Short exercise> Copy out each line of the listing that has the word "Ростовской" in it.

* begin Data supplied *

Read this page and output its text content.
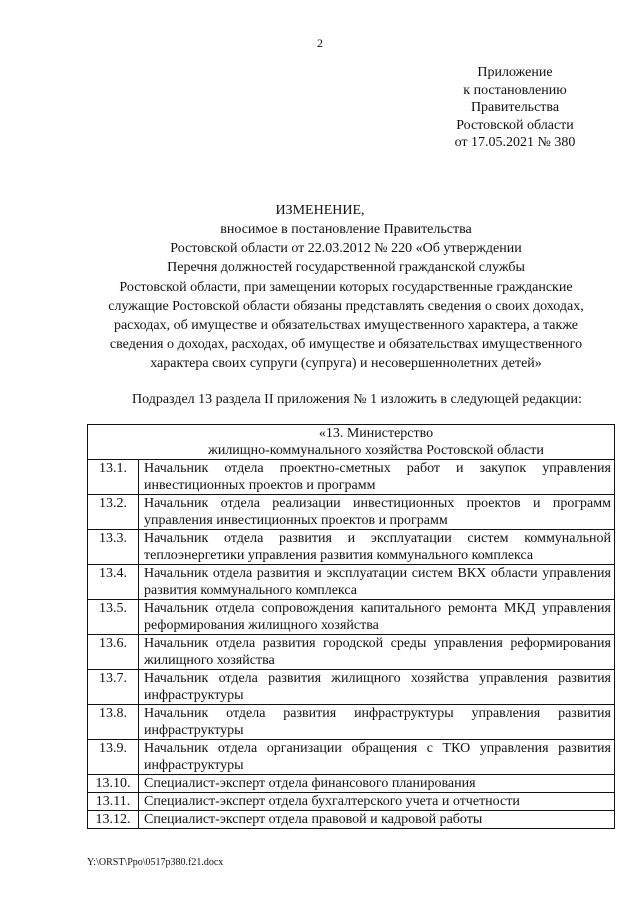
2
Приложение
к постановлению
Правительства
Ростовской области
от 17.05.2021 № 380
ИЗМЕНЕНИЕ,
вносимое в постановление Правительства
Ростовской области от 22.03.2012 № 220 «Об утверждении
Перечня должностей государственной гражданской службы
Ростовской области, при замещении которых государственные гражданские
служащие Ростовской области обязаны представлять сведения о своих доходах,
расходах, об имуществе и обязательствах имущественного характера, а также
сведения о доходах, расходах, об имуществе и обязательствах имущественного
характера своих супруги (супруга) и несовершеннолетних детей»
Подраздел 13 раздела II приложения № 1 изложить в следующей редакции:
«13. Министерство
жилищно-коммунального хозяйства Ростовской области	

13.1.	Начальник отдела проектно-сметных работ и закупок управления инвестиционных проектов и программ
13.2.	Начальник отдела реализации инвестиционных проектов и программ управления инвестиционных проектов и программ
13.3.	Начальник отдела развития и эксплуатации систем коммунальной теплоэнергетики управления развития коммунального комплекса
13.4.	Начальник отдела развития и эксплуатации систем ВКХ области управления развития коммунального комплекса
13.5.	Начальник отдела сопровождения капитального ремонта МКД управления реформирования жилищного хозяйства
13.6.	Начальник отдела развития городской среды управления реформирования жилищного хозяйства
13.7.	Начальник отдела развития жилищного хозяйства управления развития инфраструктуры
13.8.	Начальник отдела развития инфраструктуры управления развития инфраструктуры
13.9.	Начальник отдела организации обращения с ТКО управления развития инфраструктуры
13.10.	Специалист-эксперт отдела финансового планирования
13.11.	Специалист-эксперт отдела бухгалтерского учета и отчетности
13.12.	Специалист-эксперт отдела правовой и кадровой работы
Y:\ORST\Ppo\0517p380.f21.docx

* end Data supplied *

Task result>
Ростовской области
Ростовской области от 22.03.2012 № 220 «Об утверждении
Ростовской области, при замещении которых государственные гражданские
служащие Ростовской области обязаны представлять сведения о своих доходах,
жилищно-коммунального хозяйства Ростовской области	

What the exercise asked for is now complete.